------ Excerpted passage
# spray or brush baseboards?



## mathdan

We just installed a new wood floor and will be installing 4 inch white baseboard. The baseboard we have picked out is preprimed and I think it is MDF. We will be painting it white (swiss coffee). One guy has said the best way is to spray the paint after the baseboards are installed. He will caulk the boards, fill the nailholes, then spray. Another has said that it is best to brush the boards because if we spray and later (a few years down the road) want to touch up areas because of marks or scratches, the brushed on touchups will not match the original spray. To be honest, I'm not sure how often we would "touch up" the boards as that does not seem to be something that we really notice too much after all of the furniture goes in. 

Both guys are going to charge us about $1000 to do about 200 linear feet of caulking, filling, and painting. Does this sound reasonable? We are also considering doing this ourselves (brush) but right now with my work schedule I have almost no time and we would like to get this done and finish our flooring project so that we can get back into our house. 

By the way, we installed our own crown molding in a few rooms about two years ago, painted before we put them up, then caulked the holes and touched up those areas and it came out well, but that was a much smaller painting job and I had a lot more time to do it myself. Also, because we did it ourselves, we were probably a lot easier on the "mistakes" then if a professional had done it!

Thanks


----------



## joewho

Either method is acceptable. Some painters just don't like using sprayers. Some painters like the sprayer because it's fast and you don't have to know how to use the brush much.
------------
------ Extracted data
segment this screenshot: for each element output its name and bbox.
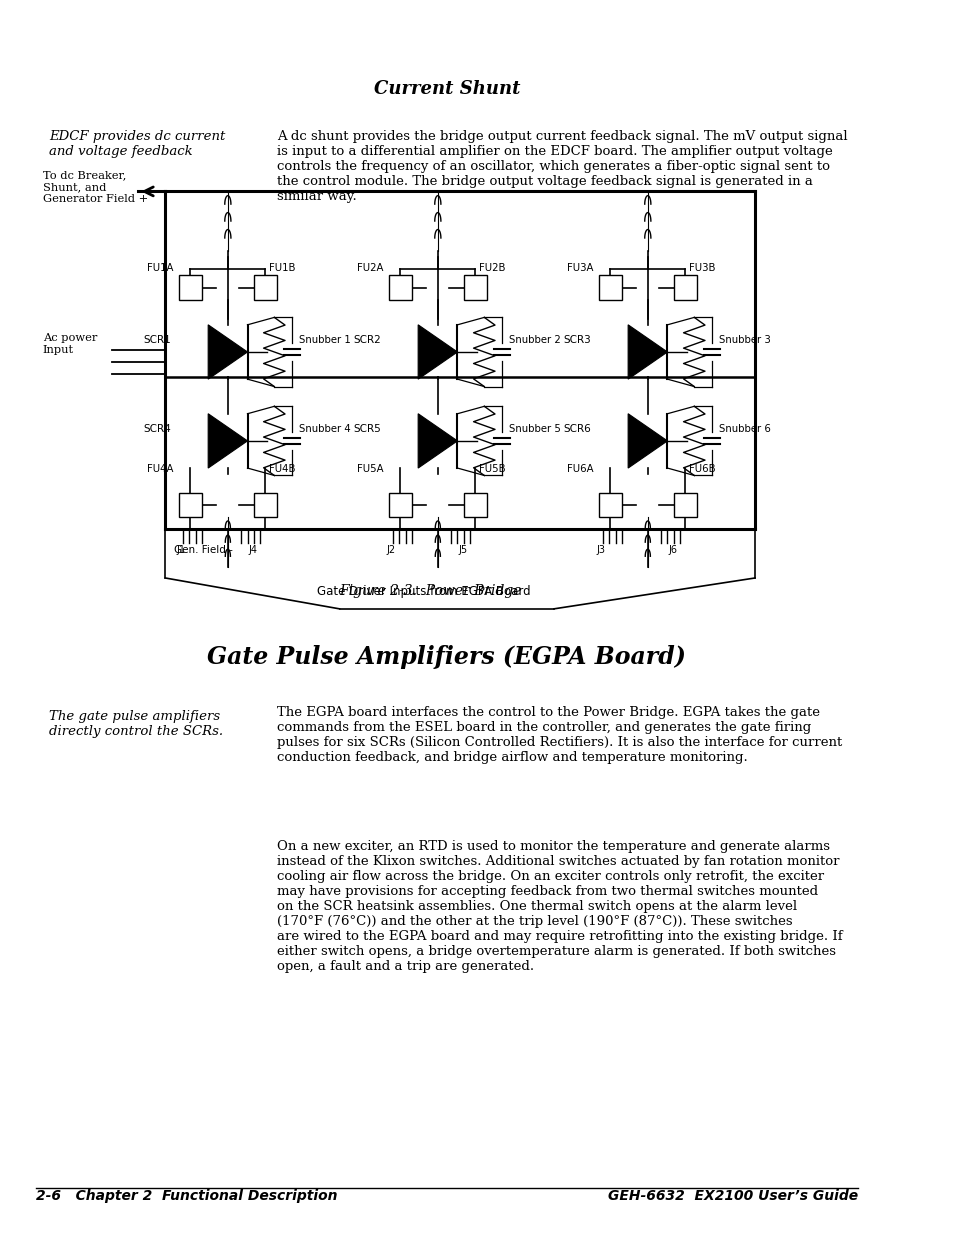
Text: A dc shunt provides the bridge output current feedback signal. The mV output sig: A dc shunt provides the bridge output cu…	[276, 130, 846, 203]
Bar	[463, 275, 486, 300]
Text: Ac power
Input: Ac power Input	[43, 333, 97, 354]
Text: 2-6   Chapter 2  Functional Description: 2-6 Chapter 2 Functional Description	[35, 1189, 337, 1203]
Bar	[388, 493, 412, 517]
Text: SCR5: SCR5	[353, 424, 380, 433]
Bar	[178, 493, 202, 517]
Text: FU4B: FU4B	[269, 464, 295, 474]
Text: J4: J4	[248, 545, 257, 555]
Bar	[253, 493, 276, 517]
Text: SCR6: SCR6	[562, 424, 590, 433]
Text: Snubber 1: Snubber 1	[299, 335, 351, 345]
Polygon shape	[417, 325, 457, 379]
Text: GEH-6632  EX2100 User’s Guide: GEH-6632 EX2100 User’s Guide	[607, 1189, 857, 1203]
Text: FU5A: FU5A	[357, 464, 383, 474]
Text: SCR3: SCR3	[562, 335, 590, 345]
Text: Gate Pulse Amplifiers (EGPA Board): Gate Pulse Amplifiers (EGPA Board)	[207, 645, 685, 668]
Bar	[673, 493, 697, 517]
Text: Snubber 3: Snubber 3	[719, 335, 770, 345]
Text: FU5B: FU5B	[478, 464, 505, 474]
Text: FU2A: FU2A	[357, 263, 383, 273]
Text: FU6B: FU6B	[688, 464, 715, 474]
Text: To dc Breaker,
Shunt, and
Generator Field +: To dc Breaker, Shunt, and Generator Fiel…	[43, 170, 148, 204]
Bar	[598, 493, 621, 517]
Text: J1: J1	[176, 545, 185, 555]
Text: Current Shunt: Current Shunt	[374, 80, 519, 99]
Polygon shape	[627, 414, 667, 468]
Bar	[673, 275, 697, 300]
Text: FU1B: FU1B	[269, 263, 295, 273]
Text: FU3A: FU3A	[567, 263, 593, 273]
Text: SCR2: SCR2	[353, 335, 380, 345]
Text: On a new exciter, an RTD is used to monitor the temperature and generate alarms
: On a new exciter, an RTD is used to moni…	[276, 840, 841, 973]
Text: Figure 2-3.  Power Bridge: Figure 2-3. Power Bridge	[339, 584, 521, 598]
Text: J6: J6	[668, 545, 677, 555]
Text: FU1A: FU1A	[148, 263, 173, 273]
Text: J5: J5	[457, 545, 467, 555]
Polygon shape	[417, 414, 457, 468]
Text: FU3B: FU3B	[688, 263, 715, 273]
Text: SCR4: SCR4	[143, 424, 171, 433]
Text: J3: J3	[596, 545, 604, 555]
Polygon shape	[208, 414, 247, 468]
Text: FU4A: FU4A	[148, 464, 173, 474]
Text: FU6A: FU6A	[567, 464, 594, 474]
Text: Gate Driver Inputs from EGPA Board: Gate Driver Inputs from EGPA Board	[316, 585, 530, 599]
Bar	[178, 275, 202, 300]
Bar	[463, 493, 486, 517]
Text: Snubber 6: Snubber 6	[719, 424, 770, 433]
Text: Snubber 2: Snubber 2	[509, 335, 560, 345]
Text: J2: J2	[386, 545, 395, 555]
Bar	[253, 275, 276, 300]
Polygon shape	[208, 325, 247, 379]
Text: Gen. Field -: Gen. Field -	[174, 545, 233, 555]
Bar	[388, 275, 412, 300]
Text: EDCF provides dc current
and voltage feedback: EDCF provides dc current and voltage fee…	[50, 130, 225, 158]
Text: The gate pulse amplifiers
directly control the SCRs.: The gate pulse amplifiers directly contr…	[50, 710, 223, 739]
Text: FU2B: FU2B	[478, 263, 505, 273]
Text: Snubber 5: Snubber 5	[509, 424, 560, 433]
Text: Snubber 4: Snubber 4	[299, 424, 351, 433]
Polygon shape	[627, 325, 667, 379]
Bar	[598, 275, 621, 300]
Text: The EGPA board interfaces the control to the Power Bridge. EGPA takes the gate
c: The EGPA board interfaces the control to…	[276, 706, 841, 764]
Text: SCR1: SCR1	[143, 335, 171, 345]
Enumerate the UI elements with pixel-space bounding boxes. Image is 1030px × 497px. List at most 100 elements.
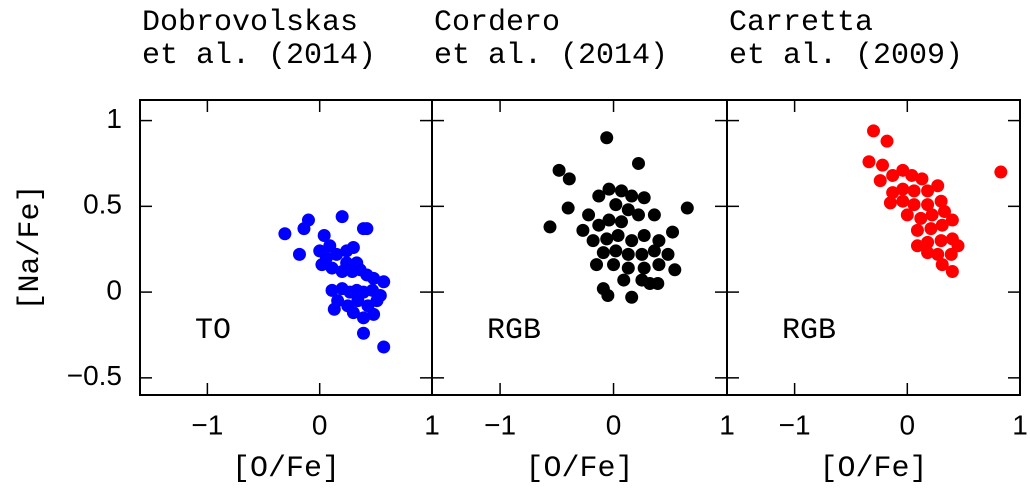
point [937, 204, 951, 218]
point [350, 256, 364, 270]
point [562, 172, 576, 186]
point [945, 213, 959, 227]
point [994, 165, 1008, 179]
point [367, 307, 381, 321]
point [330, 247, 344, 261]
x-tick-label: 1 [1012, 409, 1028, 440]
point [632, 156, 645, 170]
annotation: RGB [487, 314, 541, 348]
point [910, 239, 924, 253]
panel-title: Carretta [729, 6, 873, 40]
point [601, 289, 615, 303]
point [340, 256, 354, 270]
x-tick-label: −1 [484, 409, 516, 440]
x-tick-label: 0 [900, 409, 916, 440]
point [900, 208, 914, 222]
point [661, 247, 675, 261]
point [614, 215, 628, 229]
point [335, 210, 349, 224]
point [880, 134, 894, 148]
point [317, 228, 331, 242]
point [921, 235, 935, 249]
y-tick-label: 0 [106, 274, 122, 305]
point [625, 189, 639, 203]
point [360, 222, 374, 236]
panel-title: Cordero [434, 6, 560, 40]
point [666, 225, 680, 239]
panel-title: Dobrovolskas [142, 6, 358, 40]
point [668, 263, 682, 277]
point [602, 182, 616, 196]
point [876, 158, 890, 172]
point [647, 208, 661, 222]
point [934, 194, 948, 208]
point [652, 234, 666, 248]
y-tick-label: 0.5 [83, 189, 122, 220]
point [325, 283, 339, 297]
point [582, 208, 596, 222]
point [921, 246, 935, 260]
point [931, 247, 945, 261]
annotation: TO [195, 314, 231, 348]
x-tick-label: 1 [424, 409, 440, 440]
point [883, 196, 897, 210]
point [278, 227, 292, 241]
point [611, 228, 625, 242]
y-tick-label: 1 [106, 103, 122, 134]
point [346, 241, 360, 254]
point [600, 232, 614, 246]
point [647, 244, 661, 258]
point [896, 194, 910, 208]
panel-title: et al. (2014) [142, 39, 376, 73]
point [905, 168, 919, 182]
point [680, 201, 694, 215]
x-tick-label: 1 [719, 409, 735, 440]
point [609, 198, 623, 212]
y-tick-label: −0.5 [67, 360, 122, 391]
point [921, 184, 935, 198]
point [637, 261, 651, 275]
point [292, 247, 306, 261]
point [377, 275, 391, 289]
point [935, 218, 949, 232]
x-tick-label: 0 [606, 409, 622, 440]
point [346, 306, 360, 320]
point [625, 234, 639, 248]
point [596, 246, 610, 260]
point [925, 208, 939, 222]
point [951, 239, 965, 253]
point [931, 179, 945, 193]
point [325, 261, 339, 275]
point [592, 189, 606, 203]
point [621, 261, 635, 275]
point [896, 182, 910, 196]
point [873, 174, 887, 188]
point [609, 244, 623, 258]
point [945, 265, 959, 279]
y-axis-label: [Na/Fe] [14, 184, 48, 310]
x-tick-label: −1 [191, 409, 223, 440]
point [351, 294, 365, 308]
point [934, 234, 948, 248]
x-axis-label: [O/Fe] [525, 452, 633, 486]
point [907, 198, 921, 212]
point [632, 208, 645, 222]
point [915, 172, 929, 186]
point [617, 273, 631, 287]
plot-frame [431, 99, 728, 396]
point [924, 222, 938, 236]
point [367, 271, 381, 285]
point [914, 211, 928, 225]
point [561, 201, 575, 215]
point [370, 294, 384, 308]
point [356, 311, 370, 325]
plot-frame [726, 99, 1021, 396]
point [652, 258, 666, 272]
point [886, 168, 900, 182]
point [935, 258, 949, 272]
point [637, 191, 651, 205]
point [552, 163, 566, 177]
point [315, 258, 329, 272]
panel-title: et al. (2009) [729, 39, 963, 73]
------------
_Exercise task 1_
Answer these questions about the baseboard painting thread:
(a) How wide is the baseboard the couple plans to install?
(b) About how many linear feet of work would the roughly $1000 quote cover?
(c) How long ago did mathdan install crown molding in a few rooms?
_Exercise task 2_
Write the next part of the baseboard painting thread, starting after its final sentence.
The data has no connection to the text.

_Answer 1_
(a) 4 inches.
(b) About 200 linear feet.
(c) About two years ago.

_Answer 2_
Some customers like the brushed look, it shows craftsmanship.

No opinion on the price.


----------



## troubleseeker

Seems like a lot of masking for spraying a 4" baseboard. Price sounds a few dollars high, put that really depends on local labor market, and if the painter is buying paint. Either method will get the job done.


----------



## slickshift

Either way is acceptable
I wouldn't spray trim in an occupied house, but some will

Price sounds a little high for two coats baseboard trim, but there could other factors involved I can't see, and quality labor may be high in your area (you've got two quotes in the same ball park so that's a good indicator)


----------



## AAPaint

Wow! $1000 for 200 lin. ft. of trim? I'll do it! No, seriously, it does sound a little high. 

I would not spray in a finished interior...even an hvlp puts a good bit of mist into the air. We always brush/roll any finished houses.


----------



## McCool

yeah that is a really high price. I just painted 2000sqft of housing (top to bottom) trim and all for $1200 + paint.

As for spray or brush; Personally being an experienced painter I would brush. Most people don't like to brush because of the texture it leaves, but some people (as mentioned above) like the look. I find the brush work to be less messy, easier and I think it looks great.

as for doing it yourself its just like you said. You will be a lot easier on your mistakes than you will be on his (rightfully so for $1000). If you choose to do it yourself you will want to paint the trim while its off with a brush, put it on, caulk it and touch it up in that order. otherwisely you will make a whole lot of mistakes which you WILL notice and may drive you crazy.

It's like anything else though, if you don't have experience with painting your job WILL NOT look as good as the pros job. Thats why people make a living painting because it does require skill and technique (especially trimming). Keep that in mind.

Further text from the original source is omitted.